> _MATERIAL PROVIDED_
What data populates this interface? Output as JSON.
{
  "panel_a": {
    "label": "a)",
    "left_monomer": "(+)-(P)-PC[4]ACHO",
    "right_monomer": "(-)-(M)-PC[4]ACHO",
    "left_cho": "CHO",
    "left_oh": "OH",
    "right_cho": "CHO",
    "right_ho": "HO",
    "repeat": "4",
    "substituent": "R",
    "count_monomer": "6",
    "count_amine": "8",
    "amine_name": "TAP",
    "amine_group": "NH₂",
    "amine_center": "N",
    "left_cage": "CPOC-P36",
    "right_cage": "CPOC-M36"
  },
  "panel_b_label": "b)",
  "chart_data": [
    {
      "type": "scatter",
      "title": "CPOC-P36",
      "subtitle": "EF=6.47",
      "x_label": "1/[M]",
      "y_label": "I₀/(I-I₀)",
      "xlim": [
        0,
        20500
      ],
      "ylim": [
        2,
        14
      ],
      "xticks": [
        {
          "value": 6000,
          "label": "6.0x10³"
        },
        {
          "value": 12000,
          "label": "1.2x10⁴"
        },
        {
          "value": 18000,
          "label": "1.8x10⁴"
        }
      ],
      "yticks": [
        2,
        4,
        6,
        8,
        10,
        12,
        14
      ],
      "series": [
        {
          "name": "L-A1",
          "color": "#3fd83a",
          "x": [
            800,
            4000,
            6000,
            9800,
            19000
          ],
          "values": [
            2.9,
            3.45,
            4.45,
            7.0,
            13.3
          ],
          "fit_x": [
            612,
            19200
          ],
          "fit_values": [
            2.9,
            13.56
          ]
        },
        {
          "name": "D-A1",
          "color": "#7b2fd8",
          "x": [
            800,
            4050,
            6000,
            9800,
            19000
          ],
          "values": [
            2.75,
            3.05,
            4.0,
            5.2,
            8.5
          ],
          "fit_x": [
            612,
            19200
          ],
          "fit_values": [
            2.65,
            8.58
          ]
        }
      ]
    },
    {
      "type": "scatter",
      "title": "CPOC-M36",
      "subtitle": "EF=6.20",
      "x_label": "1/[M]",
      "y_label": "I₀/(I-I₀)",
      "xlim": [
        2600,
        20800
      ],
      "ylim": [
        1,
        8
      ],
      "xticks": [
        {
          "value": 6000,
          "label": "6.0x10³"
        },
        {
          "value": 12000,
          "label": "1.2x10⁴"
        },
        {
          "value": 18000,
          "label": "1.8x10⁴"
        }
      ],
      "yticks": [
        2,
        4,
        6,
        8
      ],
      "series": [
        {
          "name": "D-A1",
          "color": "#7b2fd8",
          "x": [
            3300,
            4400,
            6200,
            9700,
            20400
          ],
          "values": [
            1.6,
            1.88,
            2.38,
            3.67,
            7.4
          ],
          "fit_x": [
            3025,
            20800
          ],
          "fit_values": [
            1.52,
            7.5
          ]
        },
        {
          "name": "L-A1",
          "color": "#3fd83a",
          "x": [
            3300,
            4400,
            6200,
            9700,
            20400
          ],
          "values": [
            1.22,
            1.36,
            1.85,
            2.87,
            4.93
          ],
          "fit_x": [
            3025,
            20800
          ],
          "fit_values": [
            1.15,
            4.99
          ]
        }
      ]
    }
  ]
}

> _TO DO_
Word for word, quote all of the data above.

> _ANSWER TO THIS TASK_
What data populates this interface? Output as JSON.
{
  "panel_a": {
    "label": "a)",
    "left_monomer": "(+)-(P)-PC[4]ACHO",
    "right_monomer": "(-)-(M)-PC[4]ACHO",
    "left_cho": "CHO",
    "left_oh": "OH",
    "right_cho": "CHO",
    "right_ho": "HO",
    "repeat": "4",
    "substituent": "R",
    "count_monomer": "6",
    "count_amine": "8",
    "amine_name": "TAP",
    "amine_group": "NH₂",
    "amine_center": "N",
    "left_cage": "CPOC-P36",
    "right_cage": "CPOC-M36"
  },
  "panel_b_label": "b)",
  "chart_data": [
    {
      "type": "scatter",
      "title": "CPOC-P36",
      "subtitle": "EF=6.47",
      "x_label": "1/[M]",
      "y_label": "I₀/(I-I₀)",
      "xlim": [
        0,
        20500
      ],
      "ylim": [
        2,
        14
      ],
      "xticks": [
        {
          "value": 6000,
          "label": "6.0x10³"
        },
        {
          "value": 12000,
          "label": "1.2x10⁴"
        },
        {
          "value": 18000,
          "label": "1.8x10⁴"
        }
      ],
      "yticks": [
        2,
        4,
        6,
        8,
        10,
        12,
        14
      ],
      "series": [
        {
          "name": "L-A1",
          "color": "#3fd83a",
          "x": [
            800,
            4000,
            6000,
            9800,
            19000
          ],
          "values": [
            2.9,
            3.45,
            4.45,
            7.0,
            13.3
          ],
          "fit_x": [
            612,
            19200
          ],
          "fit_values": [
            2.9,
            13.56
          ]
        },
        {
          "name": "D-A1",
          "color": "#7b2fd8",
          "x": [
            800,
            4050,
            6000,
            9800,
            19000
          ],
          "values": [
            2.75,
            3.05,
            4.0,
            5.2,
            8.5
          ],
          "fit_x": [
            612,
            19200
          ],
          "fit_values": [
            2.65,
            8.58
          ]
        }
      ]
    },
    {
      "type": "scatter",
      "title": "CPOC-M36",
      "subtitle": "EF=6.20",
      "x_label": "1/[M]",
      "y_label": "I₀/(I-I₀)",
      "xlim": [
        2600,
        20800
      ],
      "ylim": [
        1,
        8
      ],
      "xticks": [
        {
          "value": 6000,
          "label": "6.0x10³"
        },
        {
          "value": 12000,
          "label": "1.2x10⁴"
        },
        {
          "value": 18000,
          "label": "1.8x10⁴"
        }
      ],
      "yticks": [
        2,
        4,
        6,
        8
      ],
      "series": [
        {
          "name": "D-A1",
          "color": "#7b2fd8",
          "x": [
            3300,
            4400,
            6200,
            9700,
            20400
          ],
          "values": [
            1.6,
            1.88,
            2.38,
            3.67,
            7.4
          ],
          "fit_x": [
            3025,
            20800
          ],
          "fit_values": [
            1.52,
            7.5
          ]
        },
        {
          "name": "L-A1",
          "color": "#3fd83a",
          "x": [
            3300,
            4400,
            6200,
            9700,
            20400
          ],
          "values": [
            1.22,
            1.36,
            1.85,
            2.87,
            4.93
          ],
          "fit_x": [
            3025,
            20800
          ],
          "fit_values": [
            1.15,
            4.99
          ]
        }
      ]
    }
  ]
}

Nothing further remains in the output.